**** ITEMS ****
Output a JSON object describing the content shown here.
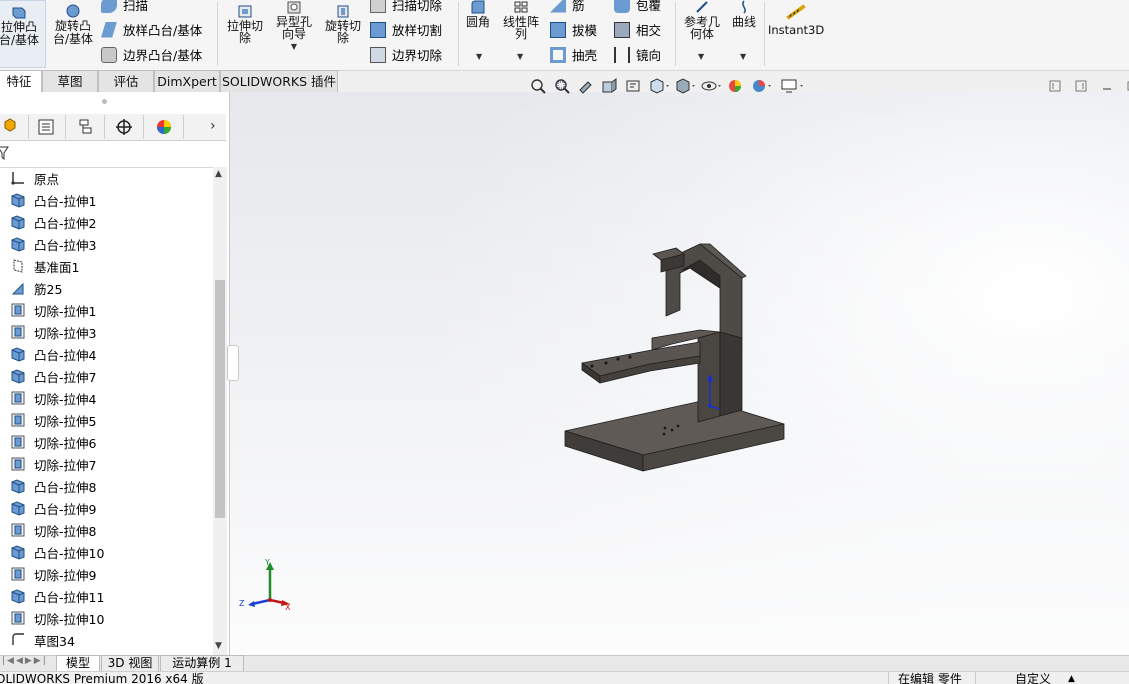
{
  "ribbon": {
    "extrude_boss": "拉伸凸\n台/基体",
    "revolve_boss": "旋转凸\n台/基体",
    "sweep": "扫描",
    "loft_boss": "放样凸台/基体",
    "boundary_boss": "边界凸台/基体",
    "extrude_cut": "拉伸切\n除",
    "hole_wizard": "异型孔\n向导",
    "revolve_cut": "旋转切\n除",
    "sweep_cut": "扫描切除",
    "loft_cut": "放样切割",
    "boundary_cut": "边界切除",
    "fillet": "圆角",
    "linear_pattern": "线性阵\n列",
    "rib": "筋",
    "draft": "拔模",
    "shell": "抽壳",
    "wrap": "包覆",
    "intersect": "相交",
    "mirror": "镜向",
    "ref_geometry": "参考几\n何体",
    "curves": "曲线",
    "instant3d": "Instant3D"
  },
  "tabs": [
    "特征",
    "草图",
    "评估",
    "DimXpert",
    "SOLIDWORKS 插件"
  ],
  "tree": {
    "items": [
      {
        "label": "原点",
        "icon": "origin-icon"
      },
      {
        "label": "凸台-拉伸1",
        "icon": "boss-extrude-icon"
      },
      {
        "label": "凸台-拉伸2",
        "icon": "boss-extrude-icon"
      },
      {
        "label": "凸台-拉伸3",
        "icon": "boss-extrude-icon"
      },
      {
        "label": "基准面1",
        "icon": "plane-icon"
      },
      {
        "label": "筋25",
        "icon": "rib-icon"
      },
      {
        "label": "切除-拉伸1",
        "icon": "cut-extrude-icon"
      },
      {
        "label": "切除-拉伸3",
        "icon": "cut-extrude-icon"
      },
      {
        "label": "凸台-拉伸4",
        "icon": "boss-extrude-icon"
      },
      {
        "label": "凸台-拉伸7",
        "icon": "boss-extrude-icon"
      },
      {
        "label": "切除-拉伸4",
        "icon": "cut-extrude-icon"
      },
      {
        "label": "切除-拉伸5",
        "icon": "cut-extrude-icon"
      },
      {
        "label": "切除-拉伸6",
        "icon": "cut-extrude-icon"
      },
      {
        "label": "切除-拉伸7",
        "icon": "cut-extrude-icon"
      },
      {
        "label": "凸台-拉伸8",
        "icon": "boss-extrude-icon"
      },
      {
        "label": "凸台-拉伸9",
        "icon": "boss-extrude-icon"
      },
      {
        "label": "切除-拉伸8",
        "icon": "cut-extrude-icon"
      },
      {
        "label": "凸台-拉伸10",
        "icon": "boss-extrude-icon"
      },
      {
        "label": "切除-拉伸9",
        "icon": "cut-extrude-icon"
      },
      {
        "label": "凸台-拉伸11",
        "icon": "boss-extrude-icon"
      },
      {
        "label": "切除-拉伸10",
        "icon": "cut-extrude-icon"
      },
      {
        "label": "草图34",
        "icon": "sketch-icon"
      }
    ]
  },
  "triad": {
    "x": "X",
    "y": "Y",
    "z": "Z"
  },
  "bottom_tabs": [
    "模型",
    "3D 视图",
    "运动算例 1"
  ],
  "status": {
    "app": "OLIDWORKS Premium 2016 x64 版",
    "editing": "在编辑 零件",
    "custom": "自定义"
  }
}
****
- _WHAT TO DO_: Return all of the entries word for word, but omit the pictures.

- _REPLY_:
Output a JSON object describing the content shown here.
{
  "ribbon": {
    "extrude_boss": "拉伸凸\n台/基体",
    "revolve_boss": "旋转凸\n台/基体",
    "sweep": "扫描",
    "loft_boss": "放样凸台/基体",
    "boundary_boss": "边界凸台/基体",
    "extrude_cut": "拉伸切\n除",
    "hole_wizard": "异型孔\n向导",
    "revolve_cut": "旋转切\n除",
    "sweep_cut": "扫描切除",
    "loft_cut": "放样切割",
    "boundary_cut": "边界切除",
    "fillet": "圆角",
    "linear_pattern": "线性阵\n列",
    "rib": "筋",
    "draft": "拔模",
    "shell": "抽壳",
    "wrap": "包覆",
    "intersect": "相交",
    "mirror": "镜向",
    "ref_geometry": "参考几\n何体",
    "curves": "曲线",
    "instant3d": "Instant3D"
  },
  "tabs": [
    "特征",
    "草图",
    "评估",
    "DimXpert",
    "SOLIDWORKS 插件"
  ],
  "tree": {
    "items": [
      {
        "label": "原点",
        "icon": "origin-icon"
      },
      {
        "label": "凸台-拉伸1",
        "icon": "boss-extrude-icon"
      },
      {
        "label": "凸台-拉伸2",
        "icon": "boss-extrude-icon"
      },
      {
        "label": "凸台-拉伸3",
        "icon": "boss-extrude-icon"
      },
      {
        "label": "基准面1",
        "icon": "plane-icon"
      },
      {
        "label": "筋25",
        "icon": "rib-icon"
      },
      {
        "label": "切除-拉伸1",
        "icon": "cut-extrude-icon"
      },
      {
        "label": "切除-拉伸3",
        "icon": "cut-extrude-icon"
      },
      {
        "label": "凸台-拉伸4",
        "icon": "boss-extrude-icon"
      },
      {
        "label": "凸台-拉伸7",
        "icon": "boss-extrude-icon"
      },
      {
        "label": "切除-拉伸4",
        "icon": "cut-extrude-icon"
      },
      {
        "label": "切除-拉伸5",
        "icon": "cut-extrude-icon"
      },
      {
        "label": "切除-拉伸6",
        "icon": "cut-extrude-icon"
      },
      {
        "label": "切除-拉伸7",
        "icon": "cut-extrude-icon"
      },
      {
        "label": "凸台-拉伸8",
        "icon": "boss-extrude-icon"
      },
      {
        "label": "凸台-拉伸9",
        "icon": "boss-extrude-icon"
      },
      {
        "label": "切除-拉伸8",
        "icon": "cut-extrude-icon"
      },
      {
        "label": "凸台-拉伸10",
        "icon": "boss-extrude-icon"
      },
      {
        "label": "切除-拉伸9",
        "icon": "cut-extrude-icon"
      },
      {
        "label": "凸台-拉伸11",
        "icon": "boss-extrude-icon"
      },
      {
        "label": "切除-拉伸10",
        "icon": "cut-extrude-icon"
      },
      {
        "label": "草图34",
        "icon": "sketch-icon"
      }
    ]
  },
  "triad": {
    "x": "X",
    "y": "Y",
    "z": "Z"
  },
  "bottom_tabs": [
    "模型",
    "3D 视图",
    "运动算例 1"
  ],
  "status": {
    "app": "OLIDWORKS Premium 2016 x64 版",
    "editing": "在编辑 零件",
    "custom": "自定义"
  }
}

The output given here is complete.